> Texto mostrado:
╔══

Para ese entonces, Floralba Jiménez, una mujer de voz baja y pausada, tenía una chaza de venta de dulces justo en ese sector. Esa noche le había ido muy bien y decidió ir al Parque Central a pagar una plata que debía. Su hijo, de apenas 12 años, Wilson Javier Cruzada Jiménez, le dijo que se quedaba cuidando el puesto de trabajo.
Aunque ella no quería dejarlo solo, después de mucha insistencia, aceptó. Ya que desde los seis años, el pequeño ya había comenzado a buscar su independencia. Le colaboraba a su madre con las ventas y en las tareas del hogar. Cuando ella trabajaba hasta la madrugada, él hacía el desayuno y el almuerzo, incluso para sus hermanos y hermanas mayores.
“Él era un niño muy decente, no se metía con nadie. Si necesitaba algo, él lo pedía”, recuerda Floralba. Vendía flores, libros de cuentos y pasatiempos para poder tener su propio dinero. Compraba su propia ropa y la de sus hermanos y hermanas. Le gustaba la natación y en La Grama, donde reposa el recuerdo de que fue el lugar donde perdió violentamente la vida, era reconocido por su carisma, su servicialidad y las pecas en su rostro.

╚══

> Instrucciones:
Transcribe sin cambios el fragmento del texto mostrado que va desde "Para ese entonces, Floralba" hasta "y hermanas mayores.", ambos incluidos.

> Material extraído:

╔══

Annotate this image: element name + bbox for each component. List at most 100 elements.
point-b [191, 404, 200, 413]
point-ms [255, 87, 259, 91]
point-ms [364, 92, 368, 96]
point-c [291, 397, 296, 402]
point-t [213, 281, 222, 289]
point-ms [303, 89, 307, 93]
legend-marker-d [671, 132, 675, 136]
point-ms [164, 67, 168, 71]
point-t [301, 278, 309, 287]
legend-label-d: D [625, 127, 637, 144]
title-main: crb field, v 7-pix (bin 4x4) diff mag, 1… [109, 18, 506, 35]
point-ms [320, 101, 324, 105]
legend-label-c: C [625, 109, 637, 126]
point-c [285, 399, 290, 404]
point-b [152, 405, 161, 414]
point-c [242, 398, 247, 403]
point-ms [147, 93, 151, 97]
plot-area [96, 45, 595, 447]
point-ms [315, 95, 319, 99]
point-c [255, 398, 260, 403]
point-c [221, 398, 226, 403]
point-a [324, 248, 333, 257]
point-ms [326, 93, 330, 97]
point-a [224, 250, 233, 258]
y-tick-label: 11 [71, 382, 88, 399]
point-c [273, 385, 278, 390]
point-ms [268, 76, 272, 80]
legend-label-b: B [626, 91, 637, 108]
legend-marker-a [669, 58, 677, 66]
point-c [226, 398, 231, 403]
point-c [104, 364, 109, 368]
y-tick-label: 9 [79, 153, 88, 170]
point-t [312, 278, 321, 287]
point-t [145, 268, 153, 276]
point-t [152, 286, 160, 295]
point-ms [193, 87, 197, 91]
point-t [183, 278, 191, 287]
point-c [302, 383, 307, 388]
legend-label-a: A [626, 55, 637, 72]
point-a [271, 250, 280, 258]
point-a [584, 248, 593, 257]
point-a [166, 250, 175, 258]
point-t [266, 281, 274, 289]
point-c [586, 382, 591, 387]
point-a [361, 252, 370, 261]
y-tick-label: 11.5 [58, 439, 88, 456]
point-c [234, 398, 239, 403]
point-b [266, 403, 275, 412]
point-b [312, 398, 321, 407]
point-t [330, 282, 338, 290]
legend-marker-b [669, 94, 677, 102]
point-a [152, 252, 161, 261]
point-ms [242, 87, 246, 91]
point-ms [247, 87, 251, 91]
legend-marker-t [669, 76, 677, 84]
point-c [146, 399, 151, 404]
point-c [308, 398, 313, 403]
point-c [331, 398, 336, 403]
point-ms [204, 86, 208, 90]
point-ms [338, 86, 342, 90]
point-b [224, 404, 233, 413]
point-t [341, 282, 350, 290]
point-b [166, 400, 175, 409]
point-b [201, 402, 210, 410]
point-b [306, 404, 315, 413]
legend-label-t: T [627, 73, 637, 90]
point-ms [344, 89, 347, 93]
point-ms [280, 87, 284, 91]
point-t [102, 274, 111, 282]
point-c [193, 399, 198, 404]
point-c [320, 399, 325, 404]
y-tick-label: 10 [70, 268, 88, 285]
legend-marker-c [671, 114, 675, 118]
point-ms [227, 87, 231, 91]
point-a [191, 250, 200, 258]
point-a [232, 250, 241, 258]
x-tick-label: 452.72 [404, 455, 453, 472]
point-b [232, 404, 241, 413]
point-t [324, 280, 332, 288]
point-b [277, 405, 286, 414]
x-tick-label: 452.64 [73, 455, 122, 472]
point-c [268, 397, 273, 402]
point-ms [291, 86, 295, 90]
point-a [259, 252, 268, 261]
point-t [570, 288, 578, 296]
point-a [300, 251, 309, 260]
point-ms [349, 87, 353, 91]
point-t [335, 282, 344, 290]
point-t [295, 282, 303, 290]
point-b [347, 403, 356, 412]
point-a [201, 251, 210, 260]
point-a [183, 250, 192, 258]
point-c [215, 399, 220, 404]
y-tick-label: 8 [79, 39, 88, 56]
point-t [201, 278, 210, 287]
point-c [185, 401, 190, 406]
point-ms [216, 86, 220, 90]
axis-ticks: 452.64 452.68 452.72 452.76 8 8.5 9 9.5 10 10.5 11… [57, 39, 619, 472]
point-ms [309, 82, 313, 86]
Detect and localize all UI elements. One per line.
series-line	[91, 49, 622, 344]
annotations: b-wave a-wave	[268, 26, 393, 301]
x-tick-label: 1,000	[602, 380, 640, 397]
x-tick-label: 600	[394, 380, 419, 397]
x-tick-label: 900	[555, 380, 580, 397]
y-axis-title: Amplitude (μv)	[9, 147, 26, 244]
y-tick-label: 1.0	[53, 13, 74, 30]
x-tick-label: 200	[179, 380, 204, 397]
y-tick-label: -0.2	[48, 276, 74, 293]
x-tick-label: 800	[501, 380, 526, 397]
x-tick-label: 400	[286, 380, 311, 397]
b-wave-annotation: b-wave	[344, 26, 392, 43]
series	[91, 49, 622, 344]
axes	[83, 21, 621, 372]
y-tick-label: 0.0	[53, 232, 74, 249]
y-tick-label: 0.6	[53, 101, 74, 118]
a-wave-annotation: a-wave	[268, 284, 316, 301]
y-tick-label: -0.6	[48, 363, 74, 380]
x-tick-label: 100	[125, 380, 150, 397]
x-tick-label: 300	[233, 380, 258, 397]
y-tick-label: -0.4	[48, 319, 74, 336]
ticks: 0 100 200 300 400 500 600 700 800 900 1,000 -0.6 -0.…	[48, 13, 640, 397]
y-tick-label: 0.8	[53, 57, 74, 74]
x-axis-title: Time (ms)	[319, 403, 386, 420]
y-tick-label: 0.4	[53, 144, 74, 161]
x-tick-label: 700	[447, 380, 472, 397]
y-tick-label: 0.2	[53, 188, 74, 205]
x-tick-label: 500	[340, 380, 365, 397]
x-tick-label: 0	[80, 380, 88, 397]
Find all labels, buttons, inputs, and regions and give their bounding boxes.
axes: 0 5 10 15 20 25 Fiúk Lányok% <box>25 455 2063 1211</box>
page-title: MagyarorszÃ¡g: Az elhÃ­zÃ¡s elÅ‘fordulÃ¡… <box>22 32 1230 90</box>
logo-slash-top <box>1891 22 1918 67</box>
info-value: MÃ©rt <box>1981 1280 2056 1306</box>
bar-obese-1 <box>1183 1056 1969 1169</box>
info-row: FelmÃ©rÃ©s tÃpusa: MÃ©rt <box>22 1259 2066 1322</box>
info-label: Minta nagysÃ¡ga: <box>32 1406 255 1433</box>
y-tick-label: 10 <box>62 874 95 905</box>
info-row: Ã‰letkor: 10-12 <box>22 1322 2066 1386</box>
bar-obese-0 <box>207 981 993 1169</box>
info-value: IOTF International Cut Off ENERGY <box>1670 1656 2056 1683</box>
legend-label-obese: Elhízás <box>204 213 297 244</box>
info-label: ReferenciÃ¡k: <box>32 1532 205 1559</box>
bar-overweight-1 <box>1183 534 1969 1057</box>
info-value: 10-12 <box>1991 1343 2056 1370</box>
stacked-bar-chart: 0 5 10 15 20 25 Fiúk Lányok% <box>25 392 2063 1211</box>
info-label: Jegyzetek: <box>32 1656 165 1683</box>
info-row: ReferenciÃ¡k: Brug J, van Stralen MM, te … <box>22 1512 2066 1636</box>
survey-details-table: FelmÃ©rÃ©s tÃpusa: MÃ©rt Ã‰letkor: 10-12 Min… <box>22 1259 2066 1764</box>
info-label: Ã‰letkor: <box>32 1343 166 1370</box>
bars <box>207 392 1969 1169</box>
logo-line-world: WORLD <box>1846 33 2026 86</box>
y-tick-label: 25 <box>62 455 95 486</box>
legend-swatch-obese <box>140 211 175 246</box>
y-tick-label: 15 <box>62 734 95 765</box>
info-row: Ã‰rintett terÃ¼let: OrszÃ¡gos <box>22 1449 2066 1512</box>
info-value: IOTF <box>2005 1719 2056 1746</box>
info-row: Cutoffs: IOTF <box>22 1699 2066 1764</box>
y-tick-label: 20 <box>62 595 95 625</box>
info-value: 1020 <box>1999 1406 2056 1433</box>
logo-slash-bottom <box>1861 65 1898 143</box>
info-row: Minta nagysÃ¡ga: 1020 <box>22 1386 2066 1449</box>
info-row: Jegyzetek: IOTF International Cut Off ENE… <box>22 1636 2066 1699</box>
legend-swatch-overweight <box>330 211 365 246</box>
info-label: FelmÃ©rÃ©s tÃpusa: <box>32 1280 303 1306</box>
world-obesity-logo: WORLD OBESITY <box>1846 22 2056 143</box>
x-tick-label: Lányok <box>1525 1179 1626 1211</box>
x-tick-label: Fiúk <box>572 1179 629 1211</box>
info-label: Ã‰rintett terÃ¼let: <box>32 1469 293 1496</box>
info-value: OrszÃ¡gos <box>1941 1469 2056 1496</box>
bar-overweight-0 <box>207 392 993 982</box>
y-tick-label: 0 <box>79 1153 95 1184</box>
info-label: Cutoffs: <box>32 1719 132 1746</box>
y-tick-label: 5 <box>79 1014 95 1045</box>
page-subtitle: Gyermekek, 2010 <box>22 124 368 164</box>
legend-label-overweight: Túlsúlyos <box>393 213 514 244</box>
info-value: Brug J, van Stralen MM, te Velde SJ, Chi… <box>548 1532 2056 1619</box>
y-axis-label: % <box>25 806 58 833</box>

╚══

> Respuesta escrita:
Para ese entonces, Floralba Jiménez, una mujer de voz baja y pausada, tenía una chaza de venta de dulces justo en ese sector. Esa noche le había ido muy bien y decidió ir al Parque Central a pagar una plata que debía. Su hijo, de apenas 12 años, Wilson Javier Cruzada Jiménez, le dijo que se quedaba cuidando el puesto de trabajo.
Aunque ella no quería dejarlo solo, después de mucha insistencia, aceptó. Ya que desde los seis años, el pequeño ya había comenzado a buscar su independencia. Le colaboraba a su madre con las ventas y en las tareas del hogar. Cuando ella trabajaba hasta la madrugada, él hacía el desayuno y el almuerzo, incluso para sus hermanos y hermanas mayores.